**Short task**
The records that follow are to be repeated without alteration.

Chart and figure data
━━━

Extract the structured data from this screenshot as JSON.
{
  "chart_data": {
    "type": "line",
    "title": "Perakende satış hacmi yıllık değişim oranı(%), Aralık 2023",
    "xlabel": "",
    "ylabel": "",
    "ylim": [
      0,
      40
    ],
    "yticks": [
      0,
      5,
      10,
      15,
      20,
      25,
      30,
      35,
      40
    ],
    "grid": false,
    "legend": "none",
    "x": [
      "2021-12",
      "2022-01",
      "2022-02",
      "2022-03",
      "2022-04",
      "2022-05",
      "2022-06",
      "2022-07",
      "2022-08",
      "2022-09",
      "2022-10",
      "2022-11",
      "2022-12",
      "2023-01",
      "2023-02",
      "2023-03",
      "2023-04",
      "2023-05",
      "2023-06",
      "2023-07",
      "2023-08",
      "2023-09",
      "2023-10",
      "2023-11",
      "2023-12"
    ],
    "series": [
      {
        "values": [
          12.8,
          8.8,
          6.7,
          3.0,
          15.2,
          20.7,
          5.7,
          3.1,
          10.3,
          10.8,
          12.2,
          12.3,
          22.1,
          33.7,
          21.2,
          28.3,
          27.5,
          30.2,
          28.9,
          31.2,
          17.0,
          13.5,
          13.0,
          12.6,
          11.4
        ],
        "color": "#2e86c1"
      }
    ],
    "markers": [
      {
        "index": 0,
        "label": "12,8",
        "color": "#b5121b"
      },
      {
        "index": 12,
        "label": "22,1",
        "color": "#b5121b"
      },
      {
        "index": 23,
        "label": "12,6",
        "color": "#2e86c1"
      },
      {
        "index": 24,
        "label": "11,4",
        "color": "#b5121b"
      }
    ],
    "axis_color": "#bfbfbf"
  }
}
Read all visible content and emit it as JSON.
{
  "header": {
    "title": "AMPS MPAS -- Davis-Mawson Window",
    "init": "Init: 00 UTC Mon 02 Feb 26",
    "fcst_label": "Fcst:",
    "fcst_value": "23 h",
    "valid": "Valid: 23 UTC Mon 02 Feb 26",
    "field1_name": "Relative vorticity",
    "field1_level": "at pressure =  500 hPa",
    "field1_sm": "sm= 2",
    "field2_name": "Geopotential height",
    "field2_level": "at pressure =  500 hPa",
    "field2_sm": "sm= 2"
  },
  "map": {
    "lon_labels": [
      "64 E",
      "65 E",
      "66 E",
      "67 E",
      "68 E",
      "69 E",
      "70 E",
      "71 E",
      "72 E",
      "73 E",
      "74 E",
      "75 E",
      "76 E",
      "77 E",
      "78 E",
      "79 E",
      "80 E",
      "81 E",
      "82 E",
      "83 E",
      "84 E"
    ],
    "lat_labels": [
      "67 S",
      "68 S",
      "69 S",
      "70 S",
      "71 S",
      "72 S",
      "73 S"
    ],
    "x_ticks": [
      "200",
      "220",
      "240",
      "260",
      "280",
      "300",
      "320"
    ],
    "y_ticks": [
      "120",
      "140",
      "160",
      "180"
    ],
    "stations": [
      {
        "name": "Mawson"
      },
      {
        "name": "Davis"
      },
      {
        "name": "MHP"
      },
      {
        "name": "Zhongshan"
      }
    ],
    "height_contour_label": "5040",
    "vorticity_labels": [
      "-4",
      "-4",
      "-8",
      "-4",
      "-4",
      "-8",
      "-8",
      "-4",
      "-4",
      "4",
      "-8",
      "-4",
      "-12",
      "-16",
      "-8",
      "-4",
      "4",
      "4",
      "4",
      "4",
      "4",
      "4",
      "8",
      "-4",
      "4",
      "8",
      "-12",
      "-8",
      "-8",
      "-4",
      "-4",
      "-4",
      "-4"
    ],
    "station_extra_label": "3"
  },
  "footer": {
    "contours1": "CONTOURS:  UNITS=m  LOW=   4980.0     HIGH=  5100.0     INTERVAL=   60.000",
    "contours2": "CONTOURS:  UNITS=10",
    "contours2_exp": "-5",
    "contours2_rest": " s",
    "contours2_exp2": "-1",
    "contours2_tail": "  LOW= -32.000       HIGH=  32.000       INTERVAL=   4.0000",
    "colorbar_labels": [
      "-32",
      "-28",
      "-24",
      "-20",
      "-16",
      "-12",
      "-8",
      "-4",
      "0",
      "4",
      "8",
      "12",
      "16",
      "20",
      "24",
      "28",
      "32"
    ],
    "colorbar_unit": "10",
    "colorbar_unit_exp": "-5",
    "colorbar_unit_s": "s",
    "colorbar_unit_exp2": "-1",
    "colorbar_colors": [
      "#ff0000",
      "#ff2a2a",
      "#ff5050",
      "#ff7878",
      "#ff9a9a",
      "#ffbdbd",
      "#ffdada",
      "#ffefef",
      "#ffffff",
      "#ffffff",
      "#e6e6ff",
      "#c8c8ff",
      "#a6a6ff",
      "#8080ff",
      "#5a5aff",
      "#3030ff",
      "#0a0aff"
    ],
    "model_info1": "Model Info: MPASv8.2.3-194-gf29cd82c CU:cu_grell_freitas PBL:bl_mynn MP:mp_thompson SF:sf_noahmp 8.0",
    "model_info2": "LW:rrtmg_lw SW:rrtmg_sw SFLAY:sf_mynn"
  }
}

━━━

**Answer for the task**
Extract the structured data from this screenshot as JSON.
{
  "chart_data": {
    "type": "line",
    "title": "Perakende satış hacmi yıllık değişim oranı(%), Aralık 2023",
    "xlabel": "",
    "ylabel": "",
    "ylim": [
      0,
      40
    ],
    "yticks": [
      0,
      5,
      10,
      15,
      20,
      25,
      30,
      35,
      40
    ],
    "grid": false,
    "legend": "none",
    "x": [
      "2021-12",
      "2022-01",
      "2022-02",
      "2022-03",
      "2022-04",
      "2022-05",
      "2022-06",
      "2022-07",
      "2022-08",
      "2022-09",
      "2022-10",
      "2022-11",
      "2022-12",
      "2023-01",
      "2023-02",
      "2023-03",
      "2023-04",
      "2023-05",
      "2023-06",
      "2023-07",
      "2023-08",
      "2023-09",
      "2023-10",
      "2023-11",
      "2023-12"
    ],
    "series": [
      {
        "values": [
          12.8,
          8.8,
          6.7,
          3.0,
          15.2,
          20.7,
          5.7,
          3.1,
          10.3,
          10.8,
          12.2,
          12.3,
          22.1,
          33.7,
          21.2,
          28.3,
          27.5,
          30.2,
          28.9,
          31.2,
          17.0,
          13.5,
          13.0,
          12.6,
          11.4
        ],
        "color": "#2e86c1"
      }
    ],
    "markers": [
      {
        "index": 0,
        "label": "12,8",
        "color": "#b5121b"
      },
      {
        "index": 12,
        "label": "22,1",
        "color": "#b5121b"
      },
      {
        "index": 23,
        "label": "12,6",
        "color": "#2e86c1"
      },
      {
        "index": 24,
        "label": "11,4",
        "color": "#b5121b"
      }
    ],
    "axis_color": "#bfbfbf"
  }
}
Read all visible content and emit it as JSON.
{
  "header": {
    "title": "AMPS MPAS -- Davis-Mawson Window",
    "init": "Init: 00 UTC Mon 02 Feb 26",
    "fcst_label": "Fcst:",
    "fcst_value": "23 h",
    "valid": "Valid: 23 UTC Mon 02 Feb 26",
    "field1_name": "Relative vorticity",
    "field1_level": "at pressure =  500 hPa",
    "field1_sm": "sm= 2",
    "field2_name": "Geopotential height",
    "field2_level": "at pressure =  500 hPa",
    "field2_sm": "sm= 2"
  },
  "map": {
    "lon_labels": [
      "64 E",
      "65 E",
      "66 E",
      "67 E",
      "68 E",
      "69 E",
      "70 E",
      "71 E",
      "72 E",
      "73 E",
      "74 E",
      "75 E",
      "76 E",
      "77 E",
      "78 E",
      "79 E",
      "80 E",
      "81 E",
      "82 E",
      "83 E",
      "84 E"
    ],
    "lat_labels": [
      "67 S",
      "68 S",
      "69 S",
      "70 S",
      "71 S",
      "72 S",
      "73 S"
    ],
    "x_ticks": [
      "200",
      "220",
      "240",
      "260",
      "280",
      "300",
      "320"
    ],
    "y_ticks": [
      "120",
      "140",
      "160",
      "180"
    ],
    "stations": [
      {
        "name": "Mawson"
      },
      {
        "name": "Davis"
      },
      {
        "name": "MHP"
      },
      {
        "name": "Zhongshan"
      }
    ],
    "height_contour_label": "5040",
    "vorticity_labels": [
      "-4",
      "-4",
      "-8",
      "-4",
      "-4",
      "-8",
      "-8",
      "-4",
      "-4",
      "4",
      "-8",
      "-4",
      "-12",
      "-16",
      "-8",
      "-4",
      "4",
      "4",
      "4",
      "4",
      "4",
      "4",
      "8",
      "-4",
      "4",
      "8",
      "-12",
      "-8",
      "-8",
      "-4",
      "-4",
      "-4",
      "-4"
    ],
    "station_extra_label": "3"
  },
  "footer": {
    "contours1": "CONTOURS:  UNITS=m  LOW=   4980.0     HIGH=  5100.0     INTERVAL=   60.000",
    "contours2": "CONTOURS:  UNITS=10",
    "contours2_exp": "-5",
    "contours2_rest": " s",
    "contours2_exp2": "-1",
    "contours2_tail": "  LOW= -32.000       HIGH=  32.000       INTERVAL=   4.0000",
    "colorbar_labels": [
      "-32",
      "-28",
      "-24",
      "-20",
      "-16",
      "-12",
      "-8",
      "-4",
      "0",
      "4",
      "8",
      "12",
      "16",
      "20",
      "24",
      "28",
      "32"
    ],
    "colorbar_unit": "10",
    "colorbar_unit_exp": "-5",
    "colorbar_unit_s": "s",
    "colorbar_unit_exp2": "-1",
    "colorbar_colors": [
      "#ff0000",
      "#ff2a2a",
      "#ff5050",
      "#ff7878",
      "#ff9a9a",
      "#ffbdbd",
      "#ffdada",
      "#ffefef",
      "#ffffff",
      "#ffffff",
      "#e6e6ff",
      "#c8c8ff",
      "#a6a6ff",
      "#8080ff",
      "#5a5aff",
      "#3030ff",
      "#0a0aff"
    ],
    "model_info1": "Model Info: MPASv8.2.3-194-gf29cd82c CU:cu_grell_freitas PBL:bl_mynn MP:mp_thompson SF:sf_noahmp 8.0",
    "model_info2": "LW:rrtmg_lw SW:rrtmg_sw SFLAY:sf_mynn"
  }
}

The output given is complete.